** Begin Source records **

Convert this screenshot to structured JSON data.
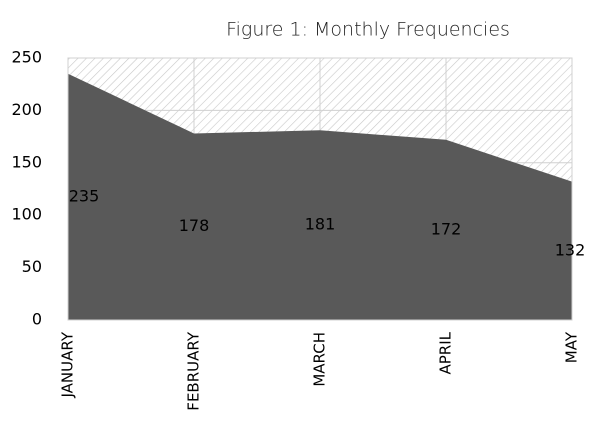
{
  "chart_data": {
    "type": "area",
    "title": "Figure 1: Monthly Frequencies",
    "categories": [
      "JANUARY",
      "FEBRUARY",
      "MARCH",
      "APRIL",
      "MAY"
    ],
    "values": [
      235,
      178,
      181,
      172,
      132
    ],
    "color": "#595959",
    "ylim": [
      0,
      250
    ],
    "yticks": [
      0,
      50,
      100,
      150,
      200,
      250
    ],
    "grid": true
  }
}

** End Source records **

Print every entry exactly as written, without the pictures.

Convert this screenshot to structured JSON data.
{
  "chart_data": {
    "type": "area",
    "title": "Figure 1: Monthly Frequencies",
    "categories": [
      "JANUARY",
      "FEBRUARY",
      "MARCH",
      "APRIL",
      "MAY"
    ],
    "values": [
      235,
      178,
      181,
      172,
      132
    ],
    "color": "#595959",
    "ylim": [
      0,
      250
    ],
    "yticks": [
      0,
      50,
      100,
      150,
      200,
      250
    ],
    "grid": true
  }
}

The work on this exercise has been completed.